- [Document segment]

The first single of the line was this Matsuken Samba II, released on July 7, 2004. The song was officially a sequel to Matsuken Samba I that he had been performing at the close of his concerts prior to 2004, which was not released on CDs until it was added as one of the b-sides to Matsuken Samba II.

Upon release, the song was a modest hit, mostly among Matsudaira's fanbase of primarily middle-aged women. But a gradual increase in media coverage and an affectionate parody of the song and dance by Katsuken on the popular idol group SMAP's television show SMAP×SMAP made the song a certified hit. The single remained on the Oricon Top 100 chart for over a year, and spawned two additional single releases: Matsuken Samba II: Ole! EP, a CD of remixes of the original single, and Matsuken Samba III, a follow-up single that borrowed liberally from its predecessor. The latest in the series, released in 2014, is "Matsuken Samba 4 - Jounetsu no Salsa (マツケンサンバ4~情熱のサルサ~)", and as the title implies, it is more so a Salsa than a Samba.

- [Supplied material]

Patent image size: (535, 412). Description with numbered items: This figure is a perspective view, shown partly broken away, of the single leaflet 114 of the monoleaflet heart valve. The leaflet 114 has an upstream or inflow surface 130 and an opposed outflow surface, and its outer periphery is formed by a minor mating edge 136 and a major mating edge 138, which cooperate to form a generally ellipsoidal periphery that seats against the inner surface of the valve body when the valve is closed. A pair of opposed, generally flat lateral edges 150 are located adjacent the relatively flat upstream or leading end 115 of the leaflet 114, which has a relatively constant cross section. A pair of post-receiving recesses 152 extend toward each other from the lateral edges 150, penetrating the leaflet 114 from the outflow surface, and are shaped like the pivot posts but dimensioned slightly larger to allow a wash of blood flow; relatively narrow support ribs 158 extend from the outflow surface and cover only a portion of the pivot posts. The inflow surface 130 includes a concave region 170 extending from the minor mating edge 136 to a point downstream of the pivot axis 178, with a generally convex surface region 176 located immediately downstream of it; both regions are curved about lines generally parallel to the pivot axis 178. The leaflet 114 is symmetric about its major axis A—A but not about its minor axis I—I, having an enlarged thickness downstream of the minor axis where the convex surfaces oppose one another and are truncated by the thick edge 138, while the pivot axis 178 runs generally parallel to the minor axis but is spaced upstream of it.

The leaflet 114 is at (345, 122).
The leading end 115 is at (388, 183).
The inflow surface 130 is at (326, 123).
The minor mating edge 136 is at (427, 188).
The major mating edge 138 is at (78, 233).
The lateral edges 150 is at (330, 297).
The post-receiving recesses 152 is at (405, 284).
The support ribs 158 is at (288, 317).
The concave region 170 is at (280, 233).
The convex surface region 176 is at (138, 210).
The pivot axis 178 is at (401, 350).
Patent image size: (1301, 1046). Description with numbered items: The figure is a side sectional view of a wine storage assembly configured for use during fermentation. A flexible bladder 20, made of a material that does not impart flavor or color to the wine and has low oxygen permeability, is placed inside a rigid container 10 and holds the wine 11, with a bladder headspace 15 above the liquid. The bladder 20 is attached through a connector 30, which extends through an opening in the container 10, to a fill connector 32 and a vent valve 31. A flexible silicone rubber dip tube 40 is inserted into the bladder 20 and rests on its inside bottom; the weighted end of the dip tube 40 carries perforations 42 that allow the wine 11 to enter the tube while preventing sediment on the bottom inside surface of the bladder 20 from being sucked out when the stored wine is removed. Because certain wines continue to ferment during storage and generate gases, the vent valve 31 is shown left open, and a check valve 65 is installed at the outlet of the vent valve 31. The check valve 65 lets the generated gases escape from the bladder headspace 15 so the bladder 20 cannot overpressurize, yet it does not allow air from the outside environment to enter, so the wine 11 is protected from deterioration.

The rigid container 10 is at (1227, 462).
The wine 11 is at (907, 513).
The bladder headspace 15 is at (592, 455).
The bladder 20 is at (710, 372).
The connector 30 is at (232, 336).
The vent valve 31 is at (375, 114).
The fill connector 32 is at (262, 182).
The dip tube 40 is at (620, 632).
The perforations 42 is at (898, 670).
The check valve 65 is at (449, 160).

- [Required work]
[1] In the passage about Matsuken Samba II, how long did the single stay on the Oricon Top 100 chart?
[2] Extend the passage about the Matsuken Samba series, continuing from its final sentence.
The records play no part in the work that comes next.

- [Responses to the exercise]
[1] Over a year.

[2]
There are related songs such as Matsuken Mambo (マツケンマンボ), Matsuken de GO! (マツケンでGO!), Matsuken no AWA Odori (マツケンのAWA踊り), Te o Tsunagou ~Matsuken × Kamen Rider Samba~ (手をつなごう～マツケン×仮面ライダーサンバ～, Te o Tsunagou ~Matsuken × Kamen Raidā Sanba~), Android Matsuken Samba (アンドロイドマツケンサンバ) as well as the Bollywood-themed "Matsuken Maharaja" and the MatsuKen Samba II x Let's Go! Phantom Thief Girls -TeddyLoid ULTRA MASHUP ver.- (マツケンサンバII×行くぜっ!怪盗少女 -TeddyLoid ULTRA MASHUP ver.-), a collaboration with Momoiro Clover Z.

In 2024, the “50th Anniversary Edition” was released to commemorate his 50th anniversary in show business, and at the same time the “English ver".

In 2025, the song was chosen as the ending song for the anime “From Bureaucrat to Villainess”. The song is sung by the voice actors of the anime, and Matsudaira does not participate in the song at all, even though the lyrics include a shortened form of his name.